**Required task**
Return the complete listing that follows, with each line reproduced exactly.

**Entries provided**
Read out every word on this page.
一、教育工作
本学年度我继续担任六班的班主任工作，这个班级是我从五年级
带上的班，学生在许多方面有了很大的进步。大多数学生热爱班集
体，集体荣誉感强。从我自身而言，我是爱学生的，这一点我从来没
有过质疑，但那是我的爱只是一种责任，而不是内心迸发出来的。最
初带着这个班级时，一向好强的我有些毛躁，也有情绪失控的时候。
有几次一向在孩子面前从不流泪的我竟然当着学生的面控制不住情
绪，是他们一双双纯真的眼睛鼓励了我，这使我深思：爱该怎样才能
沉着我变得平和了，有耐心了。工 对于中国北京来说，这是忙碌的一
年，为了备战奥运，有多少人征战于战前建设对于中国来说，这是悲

**Written answer**
Read out every word on this page.
一、教育工作
本学年度我继续担任六班的班主任工作，这个班级是我从五年级
带上的班，学生在许多方面有了很大的进步。大多数学生热爱班集
体，集体荣誉感强。从我自身而言，我是爱学生的，这一点我从来没
有过质疑，但那是我的爱只是一种责任，而不是内心迸发出来的。最
初带着这个班级时，一向好强的我有些毛躁，也有情绪失控的时候。
有几次一向在孩子面前从不流泪的我竟然当着学生的面控制不住情
绪，是他们一双双纯真的眼睛鼓励了我，这使我深思：爱该怎样才能
沉着我变得平和了，有耐心了。工 对于中国北京来说，这是忙碌的一
年，为了备战奥运，有多少人征战于战前建设对于中国来说，这是悲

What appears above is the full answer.